Task instructions:
Check each line of the material below, and copy it if it holds the string "seudun".
------------------------------------------------------------------------
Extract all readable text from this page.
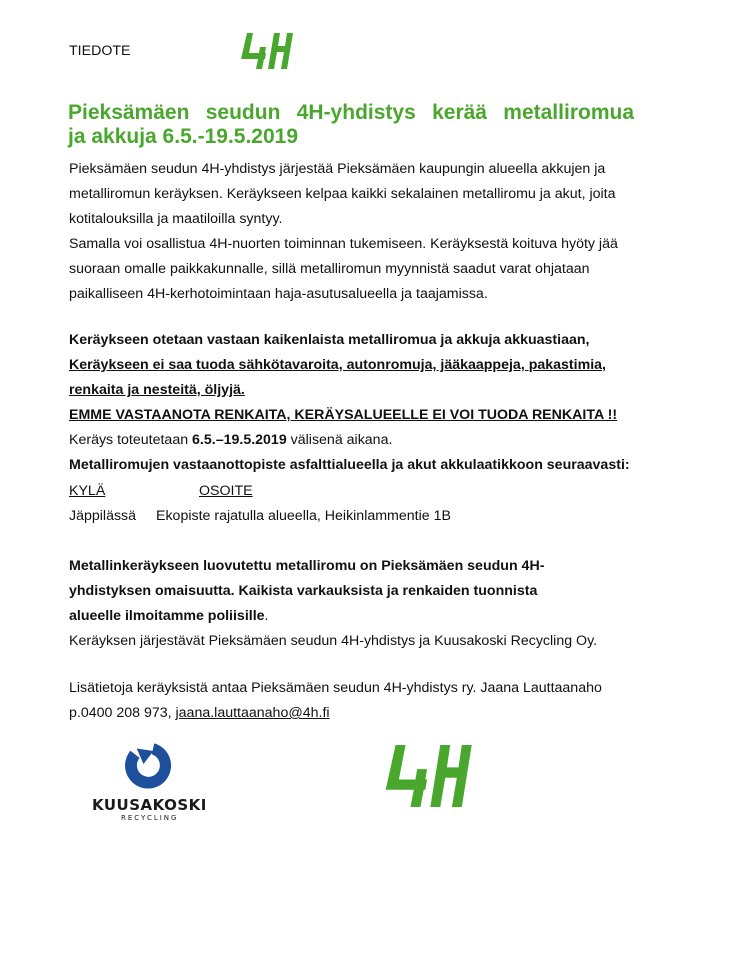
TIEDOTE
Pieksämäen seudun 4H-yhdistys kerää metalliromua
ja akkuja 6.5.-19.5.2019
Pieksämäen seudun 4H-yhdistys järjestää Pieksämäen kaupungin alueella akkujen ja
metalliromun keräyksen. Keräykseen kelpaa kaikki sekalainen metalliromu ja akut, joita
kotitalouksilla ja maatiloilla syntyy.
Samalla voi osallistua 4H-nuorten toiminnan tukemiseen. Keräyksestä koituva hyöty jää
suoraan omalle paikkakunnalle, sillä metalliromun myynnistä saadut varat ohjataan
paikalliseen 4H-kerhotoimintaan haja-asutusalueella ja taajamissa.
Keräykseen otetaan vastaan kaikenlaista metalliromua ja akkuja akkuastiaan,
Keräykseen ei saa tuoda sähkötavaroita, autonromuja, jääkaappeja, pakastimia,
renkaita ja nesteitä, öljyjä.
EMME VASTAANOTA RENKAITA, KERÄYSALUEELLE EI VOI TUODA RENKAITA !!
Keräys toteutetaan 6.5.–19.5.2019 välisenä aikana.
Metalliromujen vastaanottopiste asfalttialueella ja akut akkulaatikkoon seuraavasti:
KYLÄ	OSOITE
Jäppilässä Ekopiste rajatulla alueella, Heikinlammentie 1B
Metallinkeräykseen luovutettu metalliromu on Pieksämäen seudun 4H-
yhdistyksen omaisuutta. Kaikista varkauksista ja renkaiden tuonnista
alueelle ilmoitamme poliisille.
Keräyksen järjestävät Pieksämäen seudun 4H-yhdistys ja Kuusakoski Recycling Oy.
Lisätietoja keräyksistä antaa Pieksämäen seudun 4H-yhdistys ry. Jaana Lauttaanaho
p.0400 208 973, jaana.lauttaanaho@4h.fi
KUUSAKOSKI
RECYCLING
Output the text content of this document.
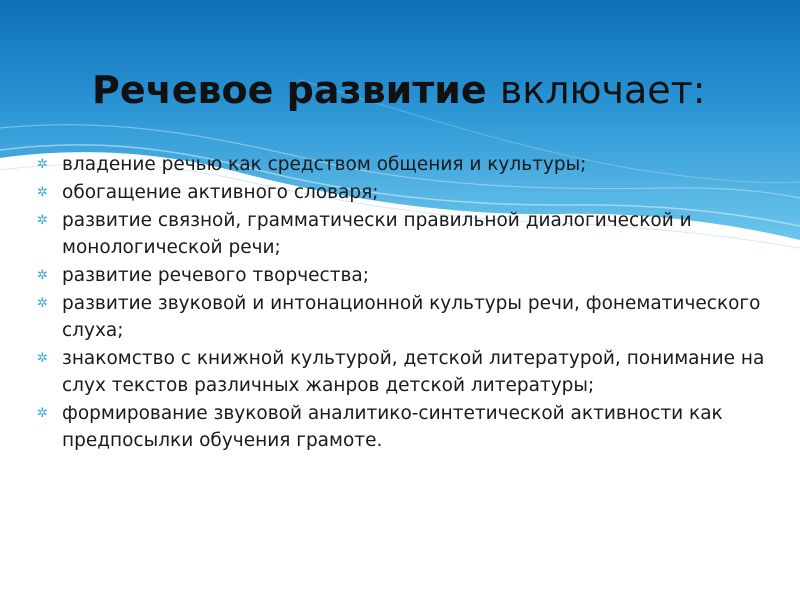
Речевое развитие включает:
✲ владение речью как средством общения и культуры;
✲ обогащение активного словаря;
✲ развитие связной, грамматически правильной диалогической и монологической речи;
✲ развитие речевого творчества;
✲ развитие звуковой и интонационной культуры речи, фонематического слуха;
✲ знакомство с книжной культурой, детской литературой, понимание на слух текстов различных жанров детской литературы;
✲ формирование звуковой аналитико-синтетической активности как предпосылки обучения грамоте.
------------------------------------------------------------------------
Output of the exercise:
Pieksämäen seudun 4H-yhdistys kerää metalliromua
Pieksämäen seudun 4H-yhdistys järjestää Pieksämäen kaupungin alueella akkujen ja
Metallinkeräykseen luovutettu metalliromu on Pieksämäen seudun 4H-
Keräyksen järjestävät Pieksämäen seudun 4H-yhdistys ja Kuusakoski Recycling Oy.
Lisätietoja keräyksistä antaa Pieksämäen seudun 4H-yhdistys ry. Jaana Lauttaanaho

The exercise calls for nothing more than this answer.